» What you are asked to do: Copy the data exactly; pictures stay out of the copy.

» Given records:
※ ※ ※
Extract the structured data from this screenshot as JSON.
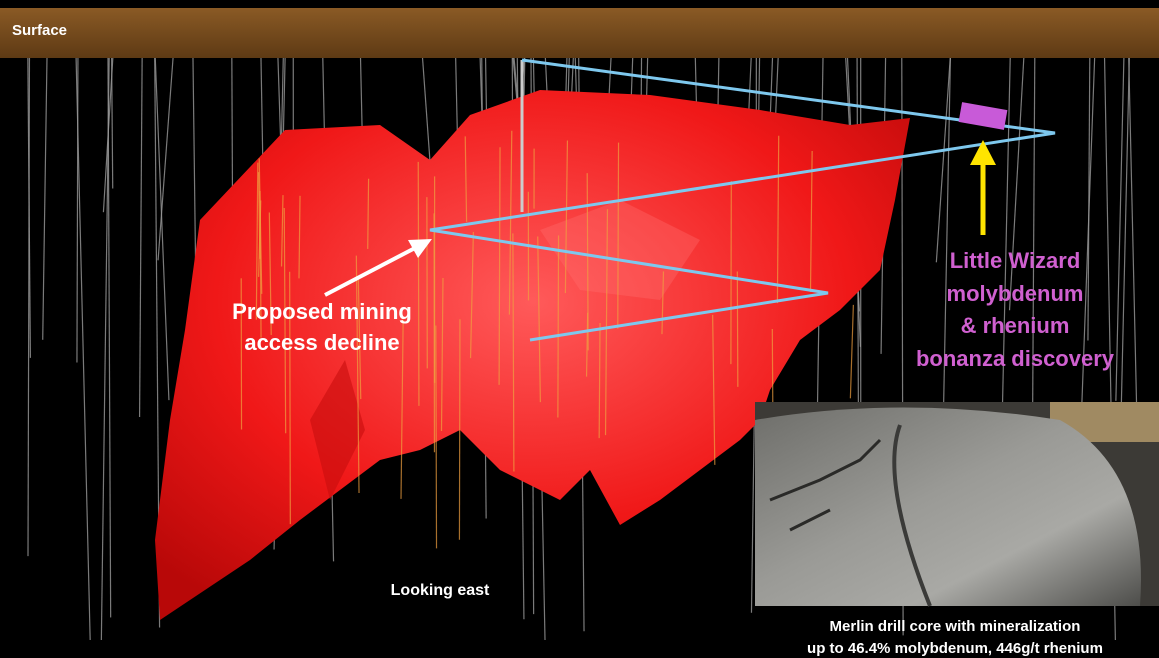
{
  "surface_label": "Surface",
  "decline_label": [
    "Proposed mining",
    "access decline"
  ],
  "discovery_label": [
    "Little Wizard",
    "molybdenum",
    "& rhenium",
    "bonanza discovery"
  ],
  "view_label": "Looking east",
  "photo_caption": [
    "Merlin drill core with mineralization",
    "up to 46.4% molybdenum, 446g/t rhenium"
  ]
}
※ ※ ※
» Output of the exercise:
Extract the structured data from this screenshot as JSON.
{
  "surface_label": "Surface",
  "decline_label": [
    "Proposed mining",
    "access decline"
  ],
  "discovery_label": [
    "Little Wizard",
    "molybdenum",
    "& rhenium",
    "bonanza discovery"
  ],
  "view_label": "Looking east",
  "photo_caption": [
    "Merlin drill core with mineralization",
    "up to 46.4% molybdenum, 446g/t rhenium"
  ]
}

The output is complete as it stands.